Task directions: Look through the lines below and extract any with the word "label".

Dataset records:
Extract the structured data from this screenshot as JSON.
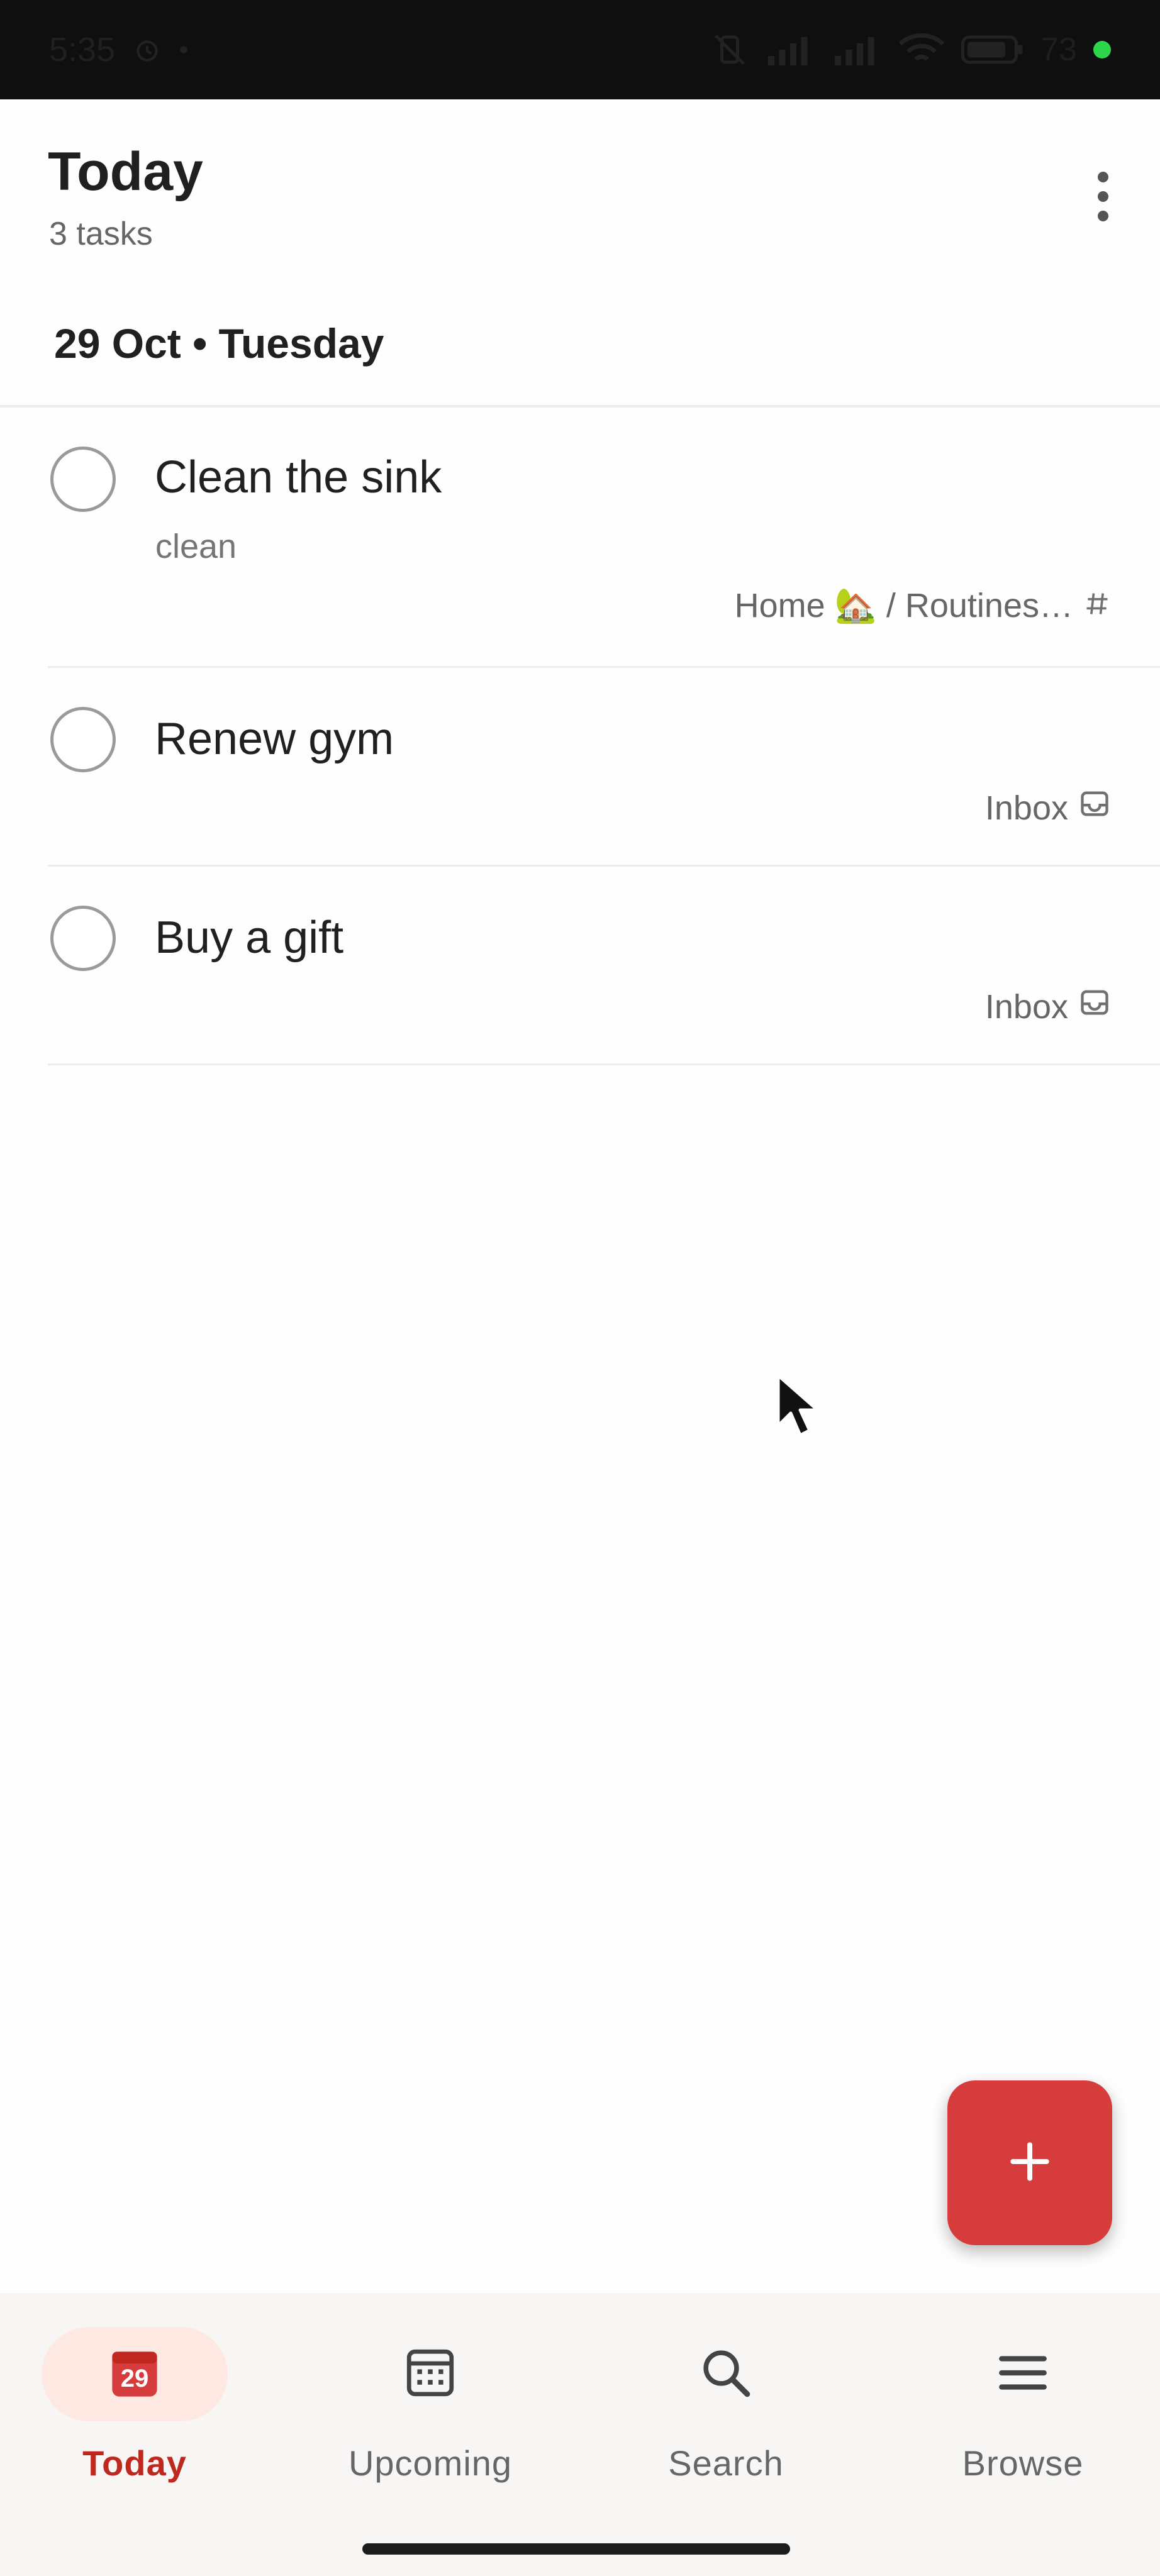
{
  "status_bar": {
    "time": "5:35",
    "battery_percent": "73",
    "icons": [
      "alarm-icon",
      "dot-icon",
      "vibrate-off-icon",
      "signal-icon",
      "signal-icon",
      "wifi-icon",
      "battery-icon"
    ]
  },
  "header": {
    "title": "Today",
    "task_count": "3 tasks",
    "menu_icon": "more-vert-icon"
  },
  "section": {
    "date_heading": "29 Oct • Tuesday"
  },
  "tasks": [
    {
      "title": "Clean the sink",
      "description": "clean",
      "project": "Home 🏡 / Routines…",
      "project_icon": "hash-icon"
    },
    {
      "title": "Renew gym",
      "description": "",
      "project": "Inbox",
      "project_icon": "inbox-icon"
    },
    {
      "title": "Buy a gift",
      "description": "",
      "project": "Inbox",
      "project_icon": "inbox-icon"
    }
  ],
  "fab": {
    "icon": "plus-icon"
  },
  "bottom_nav": {
    "items": [
      {
        "label": "Today",
        "icon": "calendar-today-icon",
        "badge": "29",
        "active": true
      },
      {
        "label": "Upcoming",
        "icon": "calendar-grid-icon",
        "active": false
      },
      {
        "label": "Search",
        "icon": "search-icon",
        "active": false
      },
      {
        "label": "Browse",
        "icon": "menu-icon",
        "active": false
      }
    ]
  },
  "colors": {
    "accent": "#d63c3c",
    "active_nav_text": "#c0281f",
    "active_nav_pill": "#fde9e2"
  }
}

Answer to this problem:
        "label": "Today",
        "label": "Upcoming",
        "label": "Search",
        "label": "Browse",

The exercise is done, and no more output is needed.